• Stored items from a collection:

..............................

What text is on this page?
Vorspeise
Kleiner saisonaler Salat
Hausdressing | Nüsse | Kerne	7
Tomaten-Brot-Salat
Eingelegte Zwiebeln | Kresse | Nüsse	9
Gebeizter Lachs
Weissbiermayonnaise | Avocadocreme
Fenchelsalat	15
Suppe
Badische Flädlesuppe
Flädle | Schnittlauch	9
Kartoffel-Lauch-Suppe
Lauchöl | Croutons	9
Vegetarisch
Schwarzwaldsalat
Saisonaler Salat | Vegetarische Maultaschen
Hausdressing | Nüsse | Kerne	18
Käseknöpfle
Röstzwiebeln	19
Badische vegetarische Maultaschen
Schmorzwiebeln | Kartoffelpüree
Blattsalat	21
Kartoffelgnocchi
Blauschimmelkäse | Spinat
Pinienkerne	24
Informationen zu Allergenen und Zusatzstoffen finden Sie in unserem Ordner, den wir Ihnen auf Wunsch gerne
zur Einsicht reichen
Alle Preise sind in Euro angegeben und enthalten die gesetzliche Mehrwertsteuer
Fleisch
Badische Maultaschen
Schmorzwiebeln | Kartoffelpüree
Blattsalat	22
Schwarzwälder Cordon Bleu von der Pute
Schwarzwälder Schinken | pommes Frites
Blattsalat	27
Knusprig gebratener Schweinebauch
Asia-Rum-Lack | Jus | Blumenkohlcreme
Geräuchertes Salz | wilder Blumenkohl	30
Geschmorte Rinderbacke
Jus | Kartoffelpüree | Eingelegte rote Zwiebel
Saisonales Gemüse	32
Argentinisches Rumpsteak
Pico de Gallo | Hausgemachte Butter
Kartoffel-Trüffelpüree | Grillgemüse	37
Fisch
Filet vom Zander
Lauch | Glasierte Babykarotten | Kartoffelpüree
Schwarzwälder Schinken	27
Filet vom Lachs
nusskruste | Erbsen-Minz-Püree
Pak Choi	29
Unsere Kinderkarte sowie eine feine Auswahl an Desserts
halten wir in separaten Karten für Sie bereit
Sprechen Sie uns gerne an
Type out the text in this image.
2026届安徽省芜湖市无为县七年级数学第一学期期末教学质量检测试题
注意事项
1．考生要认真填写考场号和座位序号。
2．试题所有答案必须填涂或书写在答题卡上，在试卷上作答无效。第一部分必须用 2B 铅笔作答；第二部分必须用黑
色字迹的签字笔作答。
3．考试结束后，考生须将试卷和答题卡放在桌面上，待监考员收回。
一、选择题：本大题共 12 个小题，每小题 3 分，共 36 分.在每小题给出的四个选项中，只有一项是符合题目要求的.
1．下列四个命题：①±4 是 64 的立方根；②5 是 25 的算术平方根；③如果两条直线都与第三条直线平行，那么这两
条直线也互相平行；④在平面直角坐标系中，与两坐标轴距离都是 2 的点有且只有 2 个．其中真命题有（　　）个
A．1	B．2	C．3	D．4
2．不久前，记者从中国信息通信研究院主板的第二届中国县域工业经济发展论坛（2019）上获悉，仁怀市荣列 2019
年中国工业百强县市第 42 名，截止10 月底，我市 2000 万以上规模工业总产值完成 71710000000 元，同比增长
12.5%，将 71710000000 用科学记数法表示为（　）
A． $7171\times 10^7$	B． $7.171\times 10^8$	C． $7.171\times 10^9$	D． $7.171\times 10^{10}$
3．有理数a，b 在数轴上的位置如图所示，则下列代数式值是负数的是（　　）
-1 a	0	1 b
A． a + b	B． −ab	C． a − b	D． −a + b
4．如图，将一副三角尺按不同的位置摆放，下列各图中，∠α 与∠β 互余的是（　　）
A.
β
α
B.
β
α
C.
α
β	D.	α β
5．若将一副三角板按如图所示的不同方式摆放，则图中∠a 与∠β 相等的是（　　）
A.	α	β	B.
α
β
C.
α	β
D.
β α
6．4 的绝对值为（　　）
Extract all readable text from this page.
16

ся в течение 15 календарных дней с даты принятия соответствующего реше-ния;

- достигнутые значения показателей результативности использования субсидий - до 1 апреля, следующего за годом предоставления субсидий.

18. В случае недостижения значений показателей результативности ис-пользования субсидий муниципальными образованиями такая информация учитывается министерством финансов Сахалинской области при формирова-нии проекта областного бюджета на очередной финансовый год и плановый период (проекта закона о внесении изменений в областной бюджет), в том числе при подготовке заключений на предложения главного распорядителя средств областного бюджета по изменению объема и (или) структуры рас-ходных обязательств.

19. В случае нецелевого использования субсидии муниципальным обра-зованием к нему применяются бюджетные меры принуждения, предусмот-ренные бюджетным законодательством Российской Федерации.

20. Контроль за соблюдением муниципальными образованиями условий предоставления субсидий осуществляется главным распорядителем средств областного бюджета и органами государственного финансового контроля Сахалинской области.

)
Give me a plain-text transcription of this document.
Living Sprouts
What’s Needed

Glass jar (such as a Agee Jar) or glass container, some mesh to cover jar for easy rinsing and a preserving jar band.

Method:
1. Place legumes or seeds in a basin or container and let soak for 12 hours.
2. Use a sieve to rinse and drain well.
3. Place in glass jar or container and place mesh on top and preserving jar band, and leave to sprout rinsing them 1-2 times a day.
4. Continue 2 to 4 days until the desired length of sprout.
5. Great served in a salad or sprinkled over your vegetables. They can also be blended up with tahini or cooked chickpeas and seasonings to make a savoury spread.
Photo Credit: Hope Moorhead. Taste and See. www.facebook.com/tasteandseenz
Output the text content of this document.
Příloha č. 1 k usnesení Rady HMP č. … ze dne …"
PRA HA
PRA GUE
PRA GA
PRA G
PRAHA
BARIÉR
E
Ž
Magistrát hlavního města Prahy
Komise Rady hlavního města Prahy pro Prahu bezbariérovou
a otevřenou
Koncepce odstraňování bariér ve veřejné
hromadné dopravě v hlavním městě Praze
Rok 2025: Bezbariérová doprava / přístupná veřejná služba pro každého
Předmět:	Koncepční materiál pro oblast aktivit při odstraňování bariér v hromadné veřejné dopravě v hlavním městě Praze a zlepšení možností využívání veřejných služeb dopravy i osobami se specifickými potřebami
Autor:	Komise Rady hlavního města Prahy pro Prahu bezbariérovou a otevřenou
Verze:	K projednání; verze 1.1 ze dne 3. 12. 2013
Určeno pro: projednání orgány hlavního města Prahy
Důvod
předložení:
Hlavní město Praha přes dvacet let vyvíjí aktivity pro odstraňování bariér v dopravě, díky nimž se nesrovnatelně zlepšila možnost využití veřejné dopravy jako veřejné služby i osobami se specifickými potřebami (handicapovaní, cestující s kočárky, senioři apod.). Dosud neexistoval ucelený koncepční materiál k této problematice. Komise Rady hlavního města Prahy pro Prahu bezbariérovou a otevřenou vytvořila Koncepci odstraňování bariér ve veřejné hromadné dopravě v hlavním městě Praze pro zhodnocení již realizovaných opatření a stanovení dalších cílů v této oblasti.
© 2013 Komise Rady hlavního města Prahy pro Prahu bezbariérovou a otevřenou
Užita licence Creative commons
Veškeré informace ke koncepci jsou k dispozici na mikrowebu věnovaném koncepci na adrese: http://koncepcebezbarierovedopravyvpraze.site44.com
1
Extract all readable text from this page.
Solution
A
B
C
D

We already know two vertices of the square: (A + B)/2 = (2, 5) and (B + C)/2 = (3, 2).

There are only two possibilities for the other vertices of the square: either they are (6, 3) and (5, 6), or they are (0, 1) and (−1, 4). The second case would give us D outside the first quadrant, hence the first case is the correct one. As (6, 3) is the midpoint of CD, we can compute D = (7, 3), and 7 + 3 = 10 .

..............................

• Problem description:
Gather all lines where the word "предоставления" appears.

• Answer:
- достигнутые значения показателей результативности использования субсидий - до 1 апреля, следующего за годом предоставления субсидий.
20. Контроль за соблюдением муниципальными образованиями условий предоставления субсидий осуществляется главным распорядителем средств областного бюджета и органами государственного финансового контроля Сахалинской области.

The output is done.